Extracted data entries
↓↓↓

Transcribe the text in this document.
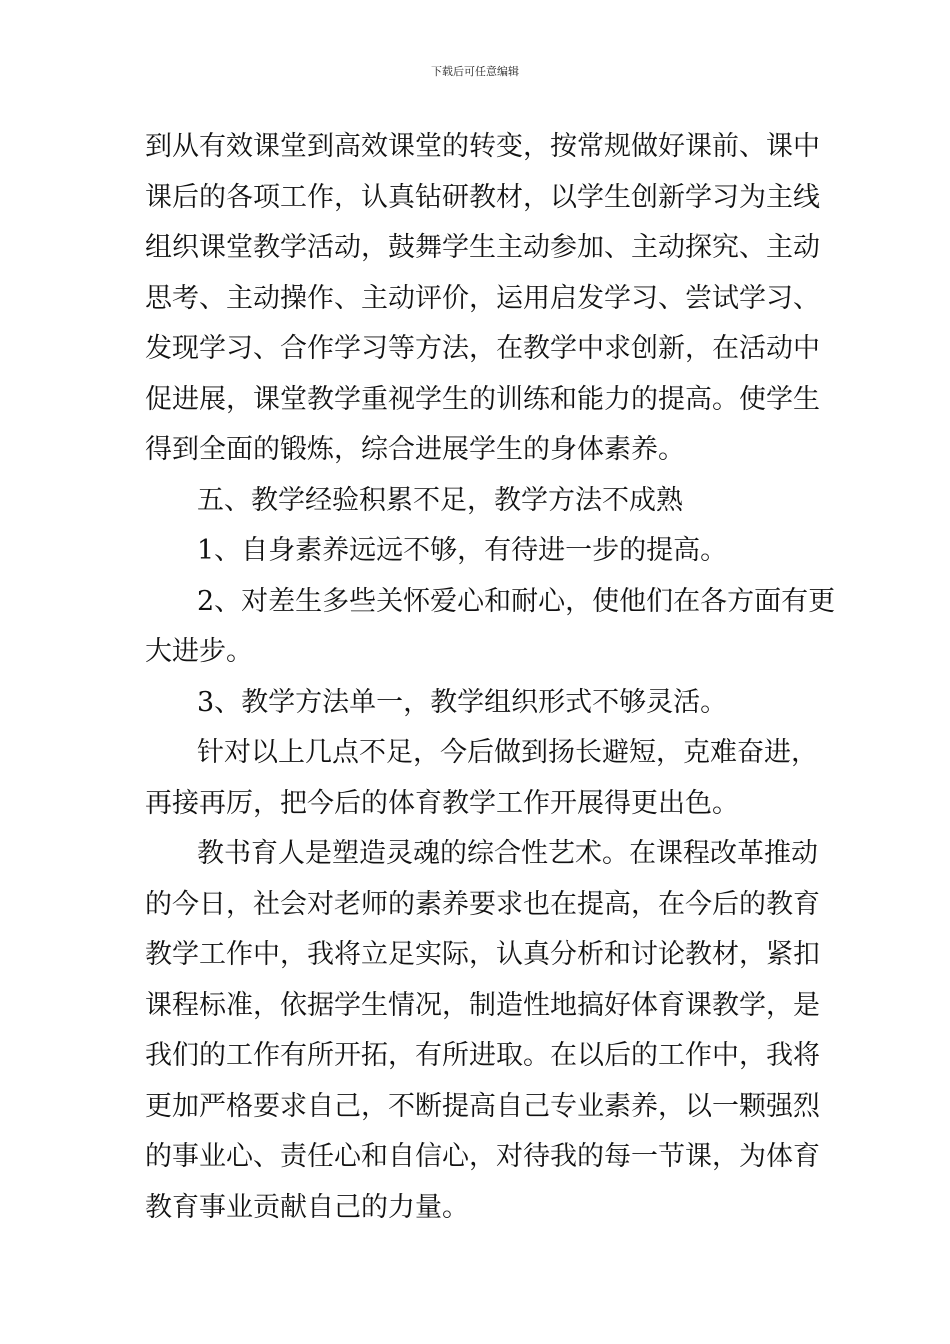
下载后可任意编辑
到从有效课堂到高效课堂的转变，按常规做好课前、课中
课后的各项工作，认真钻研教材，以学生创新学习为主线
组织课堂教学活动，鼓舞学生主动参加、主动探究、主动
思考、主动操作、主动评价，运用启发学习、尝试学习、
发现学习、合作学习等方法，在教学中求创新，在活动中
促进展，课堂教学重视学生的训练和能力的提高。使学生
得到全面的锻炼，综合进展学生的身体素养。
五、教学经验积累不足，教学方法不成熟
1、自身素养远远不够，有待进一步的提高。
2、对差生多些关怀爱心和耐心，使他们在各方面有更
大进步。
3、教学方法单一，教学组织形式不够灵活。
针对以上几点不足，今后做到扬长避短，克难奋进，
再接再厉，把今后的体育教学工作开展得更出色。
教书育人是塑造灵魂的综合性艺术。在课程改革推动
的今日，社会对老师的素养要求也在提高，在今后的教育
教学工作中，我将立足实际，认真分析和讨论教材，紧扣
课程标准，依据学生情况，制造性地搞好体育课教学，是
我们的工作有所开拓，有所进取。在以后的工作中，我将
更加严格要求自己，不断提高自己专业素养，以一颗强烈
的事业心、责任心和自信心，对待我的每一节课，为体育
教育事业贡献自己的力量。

↑↑↑
↓↓↓

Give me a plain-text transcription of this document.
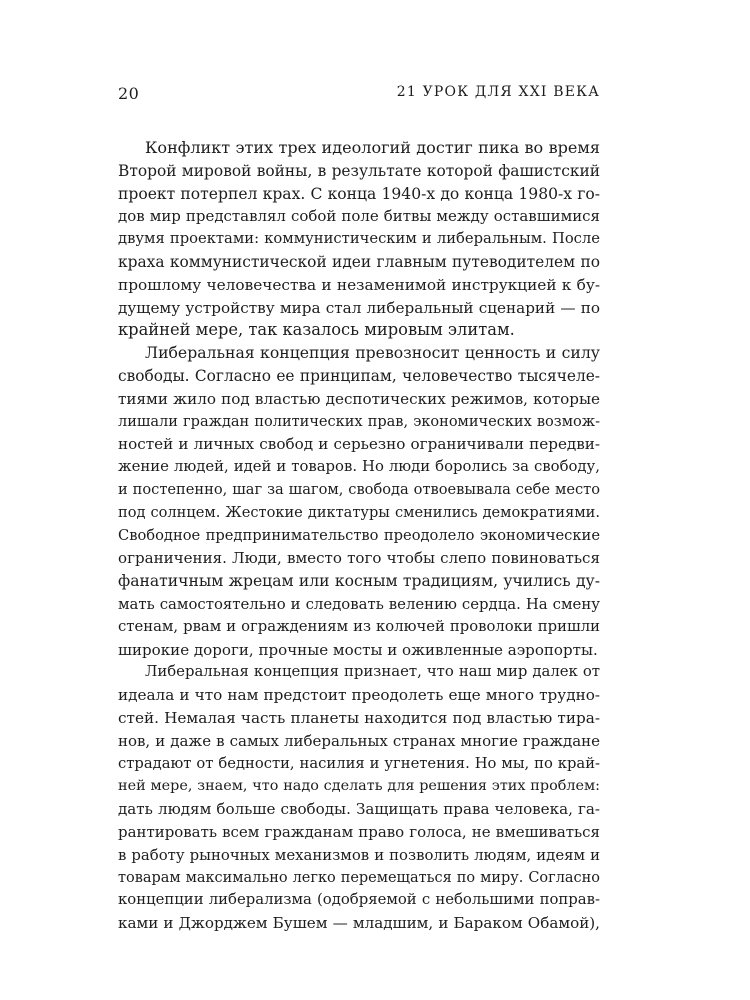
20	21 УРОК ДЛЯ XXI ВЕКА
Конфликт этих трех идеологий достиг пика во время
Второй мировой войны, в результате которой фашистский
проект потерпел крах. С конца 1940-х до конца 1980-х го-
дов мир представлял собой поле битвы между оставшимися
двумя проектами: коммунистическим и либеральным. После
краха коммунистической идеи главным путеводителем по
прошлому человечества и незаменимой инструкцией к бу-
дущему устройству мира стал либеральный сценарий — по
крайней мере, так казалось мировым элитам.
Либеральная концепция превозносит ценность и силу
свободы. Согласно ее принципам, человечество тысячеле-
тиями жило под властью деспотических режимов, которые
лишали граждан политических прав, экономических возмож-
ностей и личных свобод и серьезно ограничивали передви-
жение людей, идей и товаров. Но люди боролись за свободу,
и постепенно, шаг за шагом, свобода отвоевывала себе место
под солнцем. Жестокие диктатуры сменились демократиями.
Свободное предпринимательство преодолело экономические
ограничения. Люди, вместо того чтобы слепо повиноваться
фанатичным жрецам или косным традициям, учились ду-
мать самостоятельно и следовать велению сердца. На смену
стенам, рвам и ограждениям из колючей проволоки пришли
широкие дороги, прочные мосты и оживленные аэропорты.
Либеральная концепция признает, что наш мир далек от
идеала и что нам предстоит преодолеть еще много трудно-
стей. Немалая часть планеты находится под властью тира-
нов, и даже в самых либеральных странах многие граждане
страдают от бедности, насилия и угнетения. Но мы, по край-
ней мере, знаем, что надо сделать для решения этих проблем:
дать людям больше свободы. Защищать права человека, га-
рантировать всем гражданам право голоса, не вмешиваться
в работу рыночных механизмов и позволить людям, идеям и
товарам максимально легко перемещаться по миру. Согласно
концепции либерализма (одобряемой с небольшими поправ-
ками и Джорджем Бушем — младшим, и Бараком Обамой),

↑↑↑
↓↓↓

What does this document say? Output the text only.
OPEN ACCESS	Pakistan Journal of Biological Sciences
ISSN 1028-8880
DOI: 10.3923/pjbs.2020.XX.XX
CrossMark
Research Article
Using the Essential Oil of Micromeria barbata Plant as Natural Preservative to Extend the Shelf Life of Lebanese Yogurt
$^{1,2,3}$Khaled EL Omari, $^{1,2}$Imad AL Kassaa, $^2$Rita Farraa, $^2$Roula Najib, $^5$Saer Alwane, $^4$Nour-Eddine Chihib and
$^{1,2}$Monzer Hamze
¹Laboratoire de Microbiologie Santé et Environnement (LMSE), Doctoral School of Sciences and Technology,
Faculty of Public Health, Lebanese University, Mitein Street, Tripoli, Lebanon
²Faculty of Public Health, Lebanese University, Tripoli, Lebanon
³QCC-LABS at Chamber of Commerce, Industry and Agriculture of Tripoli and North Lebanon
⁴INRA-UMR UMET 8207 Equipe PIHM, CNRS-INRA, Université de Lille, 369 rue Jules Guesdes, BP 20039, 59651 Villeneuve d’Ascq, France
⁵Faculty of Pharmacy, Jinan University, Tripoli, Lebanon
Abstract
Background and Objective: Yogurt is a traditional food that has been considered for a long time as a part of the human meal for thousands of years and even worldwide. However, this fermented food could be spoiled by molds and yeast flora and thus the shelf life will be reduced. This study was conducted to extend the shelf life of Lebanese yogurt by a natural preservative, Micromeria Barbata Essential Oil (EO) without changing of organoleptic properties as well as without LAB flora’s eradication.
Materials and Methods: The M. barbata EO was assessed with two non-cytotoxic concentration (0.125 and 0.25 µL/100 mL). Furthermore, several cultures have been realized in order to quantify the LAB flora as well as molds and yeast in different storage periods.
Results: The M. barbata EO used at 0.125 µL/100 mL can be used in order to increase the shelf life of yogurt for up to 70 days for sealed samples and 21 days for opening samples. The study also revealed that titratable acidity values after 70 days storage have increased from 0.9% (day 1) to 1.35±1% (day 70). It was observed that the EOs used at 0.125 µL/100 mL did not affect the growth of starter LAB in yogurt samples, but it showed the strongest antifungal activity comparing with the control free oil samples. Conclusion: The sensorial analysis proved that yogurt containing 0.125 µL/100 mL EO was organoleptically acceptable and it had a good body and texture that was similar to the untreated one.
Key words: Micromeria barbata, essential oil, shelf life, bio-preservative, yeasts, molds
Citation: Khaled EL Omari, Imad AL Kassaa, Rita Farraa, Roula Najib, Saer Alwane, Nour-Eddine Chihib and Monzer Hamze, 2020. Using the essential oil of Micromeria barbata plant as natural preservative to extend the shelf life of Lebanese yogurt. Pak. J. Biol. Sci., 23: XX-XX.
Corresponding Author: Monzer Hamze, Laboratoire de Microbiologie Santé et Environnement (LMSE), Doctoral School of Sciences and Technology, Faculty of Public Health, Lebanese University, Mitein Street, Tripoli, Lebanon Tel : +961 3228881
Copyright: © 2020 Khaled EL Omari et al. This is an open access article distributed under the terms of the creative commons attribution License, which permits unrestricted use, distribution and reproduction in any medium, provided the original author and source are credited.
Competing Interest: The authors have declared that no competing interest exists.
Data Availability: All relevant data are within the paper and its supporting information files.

↑↑↑

What the task requires
Find and copy every line in the entries above where the string "мере" occurs.

Output of the exercise
крайней мере, так казалось мировым элитам.
ней мере, знаем, что надо сделать для решения этих проблем:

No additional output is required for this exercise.